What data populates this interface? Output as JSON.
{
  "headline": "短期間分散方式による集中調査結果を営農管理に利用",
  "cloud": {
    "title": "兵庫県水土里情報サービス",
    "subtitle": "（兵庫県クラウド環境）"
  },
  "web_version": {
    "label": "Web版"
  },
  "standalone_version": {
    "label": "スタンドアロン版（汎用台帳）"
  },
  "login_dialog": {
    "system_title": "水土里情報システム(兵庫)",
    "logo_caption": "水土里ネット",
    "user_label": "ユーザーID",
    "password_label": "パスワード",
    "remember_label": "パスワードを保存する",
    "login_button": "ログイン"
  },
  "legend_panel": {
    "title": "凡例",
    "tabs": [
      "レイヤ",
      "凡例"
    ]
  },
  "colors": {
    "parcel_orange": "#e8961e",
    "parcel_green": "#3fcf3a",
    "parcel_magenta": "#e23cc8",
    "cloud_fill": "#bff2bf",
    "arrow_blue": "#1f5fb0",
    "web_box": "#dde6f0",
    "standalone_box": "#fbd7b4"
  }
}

──────────────────────────────

YOUR OBJECTIVE — Return every record above exactly as it appears.

OUTPUT FOR THIS TASK —
What data populates this interface? Output as JSON.
{
  "headline": "短期間分散方式による集中調査結果を営農管理に利用",
  "cloud": {
    "title": "兵庫県水土里情報サービス",
    "subtitle": "（兵庫県クラウド環境）"
  },
  "web_version": {
    "label": "Web版"
  },
  "standalone_version": {
    "label": "スタンドアロン版（汎用台帳）"
  },
  "login_dialog": {
    "system_title": "水土里情報システム(兵庫)",
    "logo_caption": "水土里ネット",
    "user_label": "ユーザーID",
    "password_label": "パスワード",
    "remember_label": "パスワードを保存する",
    "login_button": "ログイン"
  },
  "legend_panel": {
    "title": "凡例",
    "tabs": [
      "レイヤ",
      "凡例"
    ]
  },
  "colors": {
    "parcel_orange": "#e8961e",
    "parcel_green": "#3fcf3a",
    "parcel_magenta": "#e23cc8",
    "cloud_fill": "#bff2bf",
    "arrow_blue": "#1f5fb0",
    "web_box": "#dde6f0",
    "standalone_box": "#fbd7b4"
  }
}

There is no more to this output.